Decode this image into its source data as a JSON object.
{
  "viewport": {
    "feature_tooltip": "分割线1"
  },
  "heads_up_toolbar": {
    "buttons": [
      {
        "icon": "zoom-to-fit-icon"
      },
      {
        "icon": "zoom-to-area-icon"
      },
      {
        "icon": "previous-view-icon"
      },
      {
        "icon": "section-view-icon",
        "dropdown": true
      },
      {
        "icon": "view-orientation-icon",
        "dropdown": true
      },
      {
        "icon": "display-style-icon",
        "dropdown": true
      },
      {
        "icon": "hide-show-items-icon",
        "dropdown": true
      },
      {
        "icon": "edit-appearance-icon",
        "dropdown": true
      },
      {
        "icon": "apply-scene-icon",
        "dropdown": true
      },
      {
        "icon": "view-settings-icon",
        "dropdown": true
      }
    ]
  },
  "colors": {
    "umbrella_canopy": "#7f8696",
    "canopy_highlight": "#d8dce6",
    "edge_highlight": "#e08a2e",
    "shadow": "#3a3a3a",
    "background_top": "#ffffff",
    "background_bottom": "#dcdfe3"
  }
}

____

Extract the full listing above without altering anything.

Decode this image into its source data as a JSON object.
{
  "viewport": {
    "feature_tooltip": "分割线1"
  },
  "heads_up_toolbar": {
    "buttons": [
      {
        "icon": "zoom-to-fit-icon"
      },
      {
        "icon": "zoom-to-area-icon"
      },
      {
        "icon": "previous-view-icon"
      },
      {
        "icon": "section-view-icon",
        "dropdown": true
      },
      {
        "icon": "view-orientation-icon",
        "dropdown": true
      },
      {
        "icon": "display-style-icon",
        "dropdown": true
      },
      {
        "icon": "hide-show-items-icon",
        "dropdown": true
      },
      {
        "icon": "edit-appearance-icon",
        "dropdown": true
      },
      {
        "icon": "apply-scene-icon",
        "dropdown": true
      },
      {
        "icon": "view-settings-icon",
        "dropdown": true
      }
    ]
  },
  "colors": {
    "umbrella_canopy": "#7f8696",
    "canopy_highlight": "#d8dce6",
    "edge_highlight": "#e08a2e",
    "shadow": "#3a3a3a",
    "background_top": "#ffffff",
    "background_bottom": "#dcdfe3"
  }
}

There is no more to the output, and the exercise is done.